"""

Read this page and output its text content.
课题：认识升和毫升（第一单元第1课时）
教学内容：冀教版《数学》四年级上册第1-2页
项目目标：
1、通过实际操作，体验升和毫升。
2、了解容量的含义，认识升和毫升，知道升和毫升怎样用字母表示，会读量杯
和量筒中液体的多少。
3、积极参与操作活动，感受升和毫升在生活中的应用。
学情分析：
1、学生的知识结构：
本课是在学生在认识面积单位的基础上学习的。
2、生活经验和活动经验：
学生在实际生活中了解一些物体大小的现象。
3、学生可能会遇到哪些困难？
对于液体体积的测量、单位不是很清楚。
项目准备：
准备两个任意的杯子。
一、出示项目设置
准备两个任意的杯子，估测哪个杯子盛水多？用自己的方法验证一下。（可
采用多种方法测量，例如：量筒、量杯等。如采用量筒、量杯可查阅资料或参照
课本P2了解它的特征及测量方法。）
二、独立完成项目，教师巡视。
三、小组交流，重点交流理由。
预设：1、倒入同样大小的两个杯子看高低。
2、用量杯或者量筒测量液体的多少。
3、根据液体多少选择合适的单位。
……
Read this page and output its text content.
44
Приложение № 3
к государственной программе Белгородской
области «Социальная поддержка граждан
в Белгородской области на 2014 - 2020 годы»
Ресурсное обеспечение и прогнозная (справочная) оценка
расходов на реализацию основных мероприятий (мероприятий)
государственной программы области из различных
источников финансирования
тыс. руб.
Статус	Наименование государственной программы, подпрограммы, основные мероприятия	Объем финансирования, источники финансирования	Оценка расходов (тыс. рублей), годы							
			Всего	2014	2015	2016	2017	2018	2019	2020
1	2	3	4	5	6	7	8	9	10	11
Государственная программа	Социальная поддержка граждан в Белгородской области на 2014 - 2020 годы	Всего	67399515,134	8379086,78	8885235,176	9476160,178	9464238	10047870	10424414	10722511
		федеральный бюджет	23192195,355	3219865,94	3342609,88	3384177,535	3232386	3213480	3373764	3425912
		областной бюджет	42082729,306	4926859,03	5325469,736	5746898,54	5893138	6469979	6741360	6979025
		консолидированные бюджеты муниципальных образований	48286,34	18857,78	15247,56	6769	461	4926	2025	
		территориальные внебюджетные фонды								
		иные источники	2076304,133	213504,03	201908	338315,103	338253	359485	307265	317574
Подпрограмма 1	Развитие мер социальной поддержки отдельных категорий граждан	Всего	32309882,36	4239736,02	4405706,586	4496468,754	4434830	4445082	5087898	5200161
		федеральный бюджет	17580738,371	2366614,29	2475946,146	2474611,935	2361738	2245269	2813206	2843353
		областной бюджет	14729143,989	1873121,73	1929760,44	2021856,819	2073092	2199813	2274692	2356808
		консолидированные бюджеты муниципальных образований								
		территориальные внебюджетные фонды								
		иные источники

"""

→ **OBJECTIVE**
Word for word, quote all of the data above.

→ **RESPONSE FOR THIS EXERCISE**
Read this page and output its text content.
课题：认识升和毫升（第一单元第1课时）
教学内容：冀教版《数学》四年级上册第1-2页
项目目标：
1、通过实际操作，体验升和毫升。
2、了解容量的含义，认识升和毫升，知道升和毫升怎样用字母表示，会读量杯
和量筒中液体的多少。
3、积极参与操作活动，感受升和毫升在生活中的应用。
学情分析：
1、学生的知识结构：
本课是在学生在认识面积单位的基础上学习的。
2、生活经验和活动经验：
学生在实际生活中了解一些物体大小的现象。
3、学生可能会遇到哪些困难？
对于液体体积的测量、单位不是很清楚。
项目准备：
准备两个任意的杯子。
一、出示项目设置
准备两个任意的杯子，估测哪个杯子盛水多？用自己的方法验证一下。（可
采用多种方法测量，例如：量筒、量杯等。如采用量筒、量杯可查阅资料或参照
课本P2了解它的特征及测量方法。）
二、独立完成项目，教师巡视。
三、小组交流，重点交流理由。
预设：1、倒入同样大小的两个杯子看高低。
2、用量杯或者量筒测量液体的多少。
3、根据液体多少选择合适的单位。
……
Read this page and output its text content.
44
Приложение № 3
к государственной программе Белгородской
области «Социальная поддержка граждан
в Белгородской области на 2014 - 2020 годы»
Ресурсное обеспечение и прогнозная (справочная) оценка
расходов на реализацию основных мероприятий (мероприятий)
государственной программы области из различных
источников финансирования
тыс. руб.
Статус	Наименование государственной программы, подпрограммы, основные мероприятия	Объем финансирования, источники финансирования	Оценка расходов (тыс. рублей), годы							
			Всего	2014	2015	2016	2017	2018	2019	2020
1	2	3	4	5	6	7	8	9	10	11
Государственная программа	Социальная поддержка граждан в Белгородской области на 2014 - 2020 годы	Всего	67399515,134	8379086,78	8885235,176	9476160,178	9464238	10047870	10424414	10722511
		федеральный бюджет	23192195,355	3219865,94	3342609,88	3384177,535	3232386	3213480	3373764	3425912
		областной бюджет	42082729,306	4926859,03	5325469,736	5746898,54	5893138	6469979	6741360	6979025
		консолидированные бюджеты муниципальных образований	48286,34	18857,78	15247,56	6769	461	4926	2025	
		территориальные внебюджетные фонды								
		иные источники	2076304,133	213504,03	201908	338315,103	338253	359485	307265	317574
Подпрограмма 1	Развитие мер социальной поддержки отдельных категорий граждан	Всего	32309882,36	4239736,02	4405706,586	4496468,754	4434830	4445082	5087898	5200161
		федеральный бюджет	17580738,371	2366614,29	2475946,146	2474611,935	2361738	2245269	2813206	2843353
		областной бюджет	14729143,989	1873121,73	1929760,44	2021856,819	2073092	2199813	2274692	2356808
		консолидированные бюджеты муниципальных образований								
		территориальные внебюджетные фонды								
		иные источники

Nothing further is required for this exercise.